- [Stated goal]
Which lines hold the word "will"? Copy each of them from the material.

* Start Materials provided *

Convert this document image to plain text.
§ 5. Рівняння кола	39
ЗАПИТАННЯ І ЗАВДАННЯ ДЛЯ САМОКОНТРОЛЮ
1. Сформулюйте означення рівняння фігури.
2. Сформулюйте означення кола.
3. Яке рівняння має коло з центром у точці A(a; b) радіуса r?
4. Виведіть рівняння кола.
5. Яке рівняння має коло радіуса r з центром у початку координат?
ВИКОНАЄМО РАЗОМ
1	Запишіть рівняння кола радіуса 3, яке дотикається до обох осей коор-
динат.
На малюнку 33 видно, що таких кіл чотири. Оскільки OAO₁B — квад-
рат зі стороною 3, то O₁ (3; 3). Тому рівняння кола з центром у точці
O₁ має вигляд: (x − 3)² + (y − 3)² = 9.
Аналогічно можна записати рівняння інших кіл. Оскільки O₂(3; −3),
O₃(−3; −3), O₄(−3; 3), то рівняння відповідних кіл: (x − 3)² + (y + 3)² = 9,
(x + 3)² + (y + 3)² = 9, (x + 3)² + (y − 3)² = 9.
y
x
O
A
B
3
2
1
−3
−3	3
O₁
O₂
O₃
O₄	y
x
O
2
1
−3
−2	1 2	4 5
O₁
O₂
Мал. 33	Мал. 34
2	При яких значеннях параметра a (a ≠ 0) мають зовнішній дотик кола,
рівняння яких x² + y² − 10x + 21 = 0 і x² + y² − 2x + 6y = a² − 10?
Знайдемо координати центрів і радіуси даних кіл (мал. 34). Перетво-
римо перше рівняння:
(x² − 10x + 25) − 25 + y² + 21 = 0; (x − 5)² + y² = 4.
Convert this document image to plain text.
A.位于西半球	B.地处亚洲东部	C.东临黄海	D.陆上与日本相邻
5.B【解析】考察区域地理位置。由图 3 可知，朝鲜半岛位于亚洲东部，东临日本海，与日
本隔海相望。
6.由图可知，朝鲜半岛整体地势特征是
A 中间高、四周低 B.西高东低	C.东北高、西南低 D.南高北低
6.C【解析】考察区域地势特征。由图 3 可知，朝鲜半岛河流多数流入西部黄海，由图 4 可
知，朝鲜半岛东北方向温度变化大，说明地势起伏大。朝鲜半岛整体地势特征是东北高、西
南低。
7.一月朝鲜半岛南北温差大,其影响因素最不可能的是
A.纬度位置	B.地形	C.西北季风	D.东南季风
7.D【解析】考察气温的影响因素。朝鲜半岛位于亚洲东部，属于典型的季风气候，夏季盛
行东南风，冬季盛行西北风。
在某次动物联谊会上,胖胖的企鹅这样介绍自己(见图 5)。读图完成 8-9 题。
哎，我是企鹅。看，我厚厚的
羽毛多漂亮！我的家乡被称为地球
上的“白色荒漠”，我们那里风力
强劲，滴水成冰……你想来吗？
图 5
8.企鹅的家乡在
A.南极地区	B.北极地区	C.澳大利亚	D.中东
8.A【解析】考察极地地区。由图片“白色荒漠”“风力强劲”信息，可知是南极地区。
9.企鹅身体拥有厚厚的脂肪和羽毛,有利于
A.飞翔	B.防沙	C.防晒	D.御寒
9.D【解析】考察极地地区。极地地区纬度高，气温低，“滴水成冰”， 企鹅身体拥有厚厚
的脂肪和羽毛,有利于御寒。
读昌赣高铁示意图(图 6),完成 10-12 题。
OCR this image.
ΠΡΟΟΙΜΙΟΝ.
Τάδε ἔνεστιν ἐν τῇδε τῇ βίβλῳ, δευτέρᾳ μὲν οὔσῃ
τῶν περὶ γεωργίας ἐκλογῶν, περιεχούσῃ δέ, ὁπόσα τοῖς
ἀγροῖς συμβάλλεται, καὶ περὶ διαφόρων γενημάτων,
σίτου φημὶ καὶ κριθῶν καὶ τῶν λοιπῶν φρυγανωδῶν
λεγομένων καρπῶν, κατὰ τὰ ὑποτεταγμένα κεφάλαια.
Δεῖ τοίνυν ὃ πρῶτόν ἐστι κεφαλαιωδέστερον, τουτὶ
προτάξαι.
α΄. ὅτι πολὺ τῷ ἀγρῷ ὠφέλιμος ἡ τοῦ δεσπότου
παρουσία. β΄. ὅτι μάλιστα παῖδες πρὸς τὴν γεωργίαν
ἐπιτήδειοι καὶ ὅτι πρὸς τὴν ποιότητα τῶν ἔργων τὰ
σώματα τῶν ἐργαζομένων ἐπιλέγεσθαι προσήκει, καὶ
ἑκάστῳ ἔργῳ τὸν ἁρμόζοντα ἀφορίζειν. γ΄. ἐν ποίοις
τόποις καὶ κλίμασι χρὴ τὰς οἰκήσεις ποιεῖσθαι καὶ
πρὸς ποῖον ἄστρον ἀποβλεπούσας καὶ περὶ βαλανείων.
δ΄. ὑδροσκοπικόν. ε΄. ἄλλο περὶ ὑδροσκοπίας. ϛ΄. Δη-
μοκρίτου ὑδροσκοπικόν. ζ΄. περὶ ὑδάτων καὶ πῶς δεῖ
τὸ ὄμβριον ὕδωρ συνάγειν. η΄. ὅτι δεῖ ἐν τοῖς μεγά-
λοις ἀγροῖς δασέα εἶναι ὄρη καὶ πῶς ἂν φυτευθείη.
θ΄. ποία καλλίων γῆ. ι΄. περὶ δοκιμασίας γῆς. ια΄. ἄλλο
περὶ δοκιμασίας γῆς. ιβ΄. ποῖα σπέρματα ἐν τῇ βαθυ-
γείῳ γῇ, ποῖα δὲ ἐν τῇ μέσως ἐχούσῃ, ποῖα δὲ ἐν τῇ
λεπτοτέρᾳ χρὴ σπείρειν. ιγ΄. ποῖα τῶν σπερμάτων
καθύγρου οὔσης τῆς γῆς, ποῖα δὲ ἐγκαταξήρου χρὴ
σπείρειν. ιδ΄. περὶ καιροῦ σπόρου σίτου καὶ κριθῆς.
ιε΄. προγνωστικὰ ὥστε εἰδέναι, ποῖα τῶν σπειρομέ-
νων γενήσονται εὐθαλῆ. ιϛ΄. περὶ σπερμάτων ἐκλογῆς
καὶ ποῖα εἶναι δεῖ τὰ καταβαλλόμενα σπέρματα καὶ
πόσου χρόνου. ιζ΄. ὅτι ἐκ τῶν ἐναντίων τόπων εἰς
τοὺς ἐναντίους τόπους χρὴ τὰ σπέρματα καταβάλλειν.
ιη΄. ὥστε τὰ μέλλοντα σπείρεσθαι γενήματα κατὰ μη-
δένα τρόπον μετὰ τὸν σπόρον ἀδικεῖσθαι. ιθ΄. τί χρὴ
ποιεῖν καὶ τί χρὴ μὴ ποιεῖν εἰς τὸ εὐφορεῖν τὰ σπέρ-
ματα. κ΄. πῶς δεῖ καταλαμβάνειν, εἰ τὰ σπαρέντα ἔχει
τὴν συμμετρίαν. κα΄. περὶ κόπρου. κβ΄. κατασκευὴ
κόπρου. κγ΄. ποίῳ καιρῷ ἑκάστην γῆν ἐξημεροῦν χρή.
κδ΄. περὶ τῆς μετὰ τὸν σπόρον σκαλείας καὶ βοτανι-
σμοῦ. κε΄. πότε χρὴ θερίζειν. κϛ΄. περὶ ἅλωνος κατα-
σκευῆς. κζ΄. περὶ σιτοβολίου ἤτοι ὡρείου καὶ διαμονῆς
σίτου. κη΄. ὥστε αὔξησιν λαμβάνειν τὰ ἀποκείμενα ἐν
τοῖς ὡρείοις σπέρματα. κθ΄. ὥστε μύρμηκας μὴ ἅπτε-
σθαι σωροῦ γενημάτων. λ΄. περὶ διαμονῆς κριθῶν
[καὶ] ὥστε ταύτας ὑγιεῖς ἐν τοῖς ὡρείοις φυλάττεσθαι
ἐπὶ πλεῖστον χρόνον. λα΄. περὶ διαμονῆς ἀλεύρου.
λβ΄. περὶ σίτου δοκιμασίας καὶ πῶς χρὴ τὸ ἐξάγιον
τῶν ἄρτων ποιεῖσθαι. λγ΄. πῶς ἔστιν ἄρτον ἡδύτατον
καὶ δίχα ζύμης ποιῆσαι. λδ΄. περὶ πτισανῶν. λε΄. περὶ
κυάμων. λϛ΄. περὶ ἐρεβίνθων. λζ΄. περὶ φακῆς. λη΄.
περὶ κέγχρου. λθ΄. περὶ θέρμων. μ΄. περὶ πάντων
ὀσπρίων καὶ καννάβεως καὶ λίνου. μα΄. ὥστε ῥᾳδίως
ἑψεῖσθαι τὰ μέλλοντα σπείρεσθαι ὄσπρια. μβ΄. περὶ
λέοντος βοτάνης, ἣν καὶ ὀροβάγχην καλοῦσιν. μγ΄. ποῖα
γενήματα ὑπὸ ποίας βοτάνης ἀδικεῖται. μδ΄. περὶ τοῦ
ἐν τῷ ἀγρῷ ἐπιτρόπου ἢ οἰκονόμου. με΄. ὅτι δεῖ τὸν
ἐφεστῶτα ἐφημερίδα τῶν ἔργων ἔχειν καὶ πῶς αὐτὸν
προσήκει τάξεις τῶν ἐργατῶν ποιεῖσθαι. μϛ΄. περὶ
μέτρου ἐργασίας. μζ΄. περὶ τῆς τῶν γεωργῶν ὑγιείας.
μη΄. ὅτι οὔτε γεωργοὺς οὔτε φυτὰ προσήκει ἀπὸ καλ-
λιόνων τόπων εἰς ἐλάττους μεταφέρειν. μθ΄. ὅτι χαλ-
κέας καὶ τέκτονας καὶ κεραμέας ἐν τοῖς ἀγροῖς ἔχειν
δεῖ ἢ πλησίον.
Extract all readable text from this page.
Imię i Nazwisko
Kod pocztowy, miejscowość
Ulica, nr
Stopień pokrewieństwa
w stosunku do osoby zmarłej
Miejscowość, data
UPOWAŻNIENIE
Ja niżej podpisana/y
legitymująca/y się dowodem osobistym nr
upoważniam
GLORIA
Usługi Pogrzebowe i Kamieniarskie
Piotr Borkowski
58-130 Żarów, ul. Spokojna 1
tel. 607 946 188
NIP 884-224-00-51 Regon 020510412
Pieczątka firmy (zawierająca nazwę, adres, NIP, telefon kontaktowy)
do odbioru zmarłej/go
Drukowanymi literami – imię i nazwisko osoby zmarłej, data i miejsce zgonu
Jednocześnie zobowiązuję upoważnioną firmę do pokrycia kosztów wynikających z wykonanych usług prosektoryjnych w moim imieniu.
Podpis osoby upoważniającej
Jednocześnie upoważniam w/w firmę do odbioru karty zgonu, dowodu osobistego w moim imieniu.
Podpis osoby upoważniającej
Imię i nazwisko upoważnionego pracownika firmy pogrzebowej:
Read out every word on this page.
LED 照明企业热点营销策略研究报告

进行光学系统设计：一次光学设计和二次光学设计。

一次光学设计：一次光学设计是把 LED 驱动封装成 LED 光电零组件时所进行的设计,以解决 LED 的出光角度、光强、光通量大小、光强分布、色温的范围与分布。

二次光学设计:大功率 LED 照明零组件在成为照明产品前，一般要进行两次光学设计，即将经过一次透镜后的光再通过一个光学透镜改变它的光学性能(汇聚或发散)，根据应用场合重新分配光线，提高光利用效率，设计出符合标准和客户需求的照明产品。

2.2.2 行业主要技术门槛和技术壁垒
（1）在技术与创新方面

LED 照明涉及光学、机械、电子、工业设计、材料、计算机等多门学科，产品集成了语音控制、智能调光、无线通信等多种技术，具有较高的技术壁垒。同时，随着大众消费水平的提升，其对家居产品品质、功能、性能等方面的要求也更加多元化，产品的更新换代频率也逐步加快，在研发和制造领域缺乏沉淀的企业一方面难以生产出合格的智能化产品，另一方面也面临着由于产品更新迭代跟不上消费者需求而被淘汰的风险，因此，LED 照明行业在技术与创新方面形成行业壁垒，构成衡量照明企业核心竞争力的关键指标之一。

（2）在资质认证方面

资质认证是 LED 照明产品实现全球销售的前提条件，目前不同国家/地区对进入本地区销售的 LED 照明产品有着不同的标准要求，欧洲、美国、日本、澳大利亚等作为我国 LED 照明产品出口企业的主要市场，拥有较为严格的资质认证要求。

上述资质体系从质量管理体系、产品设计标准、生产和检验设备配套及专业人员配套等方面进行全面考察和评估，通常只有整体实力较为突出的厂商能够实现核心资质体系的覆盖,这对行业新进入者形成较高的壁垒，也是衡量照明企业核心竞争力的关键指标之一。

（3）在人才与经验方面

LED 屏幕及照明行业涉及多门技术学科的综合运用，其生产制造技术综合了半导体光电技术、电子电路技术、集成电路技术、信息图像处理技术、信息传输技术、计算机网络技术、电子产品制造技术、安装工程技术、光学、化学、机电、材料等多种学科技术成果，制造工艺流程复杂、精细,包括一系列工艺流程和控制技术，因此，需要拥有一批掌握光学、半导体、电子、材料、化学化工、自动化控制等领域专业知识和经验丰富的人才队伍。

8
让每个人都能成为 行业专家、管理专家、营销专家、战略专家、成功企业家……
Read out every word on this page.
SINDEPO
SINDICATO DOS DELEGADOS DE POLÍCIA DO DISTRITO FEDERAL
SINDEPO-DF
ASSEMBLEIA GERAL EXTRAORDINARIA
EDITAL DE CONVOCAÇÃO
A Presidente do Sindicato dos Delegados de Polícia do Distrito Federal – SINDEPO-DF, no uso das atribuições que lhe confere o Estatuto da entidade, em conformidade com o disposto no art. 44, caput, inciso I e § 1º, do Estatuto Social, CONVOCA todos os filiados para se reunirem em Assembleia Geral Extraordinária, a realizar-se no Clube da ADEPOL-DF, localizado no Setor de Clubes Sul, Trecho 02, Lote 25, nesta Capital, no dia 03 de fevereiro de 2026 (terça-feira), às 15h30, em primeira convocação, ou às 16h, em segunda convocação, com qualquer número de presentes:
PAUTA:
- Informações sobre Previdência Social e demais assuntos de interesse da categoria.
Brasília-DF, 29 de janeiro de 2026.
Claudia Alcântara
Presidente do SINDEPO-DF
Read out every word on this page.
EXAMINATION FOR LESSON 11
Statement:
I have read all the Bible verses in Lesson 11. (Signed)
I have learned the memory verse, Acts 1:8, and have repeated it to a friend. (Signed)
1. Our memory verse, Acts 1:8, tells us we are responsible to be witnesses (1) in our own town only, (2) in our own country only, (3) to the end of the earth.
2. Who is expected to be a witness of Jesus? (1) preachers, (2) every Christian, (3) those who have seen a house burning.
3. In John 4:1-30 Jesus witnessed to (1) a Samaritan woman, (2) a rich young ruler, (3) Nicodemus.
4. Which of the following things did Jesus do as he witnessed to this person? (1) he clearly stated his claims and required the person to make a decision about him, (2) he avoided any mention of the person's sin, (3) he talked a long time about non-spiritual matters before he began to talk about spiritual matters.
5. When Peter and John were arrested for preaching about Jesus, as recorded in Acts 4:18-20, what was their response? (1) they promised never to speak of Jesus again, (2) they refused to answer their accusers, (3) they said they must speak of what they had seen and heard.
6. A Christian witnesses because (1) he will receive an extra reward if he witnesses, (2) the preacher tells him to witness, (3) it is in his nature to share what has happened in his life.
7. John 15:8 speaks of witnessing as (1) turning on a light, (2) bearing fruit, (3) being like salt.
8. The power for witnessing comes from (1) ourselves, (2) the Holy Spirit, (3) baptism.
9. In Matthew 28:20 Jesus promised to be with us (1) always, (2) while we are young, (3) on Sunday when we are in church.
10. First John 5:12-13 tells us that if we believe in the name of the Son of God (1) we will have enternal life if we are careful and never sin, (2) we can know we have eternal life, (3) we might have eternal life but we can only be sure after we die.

* End Materials provided *

- [Correct answer]
6. A Christian witnesses because (1) he will receive an extra reward if he witnesses, (2) the preacher tells him to witness, (3) it is in his nature to share what has happened in his life.
10. First John 5:12-13 tells us that if we believe in the name of the Son of God (1) we will have enternal life if we are careful and never sin, (2) we can know we have eternal life, (3) we might have eternal life but we can only be sure after we die.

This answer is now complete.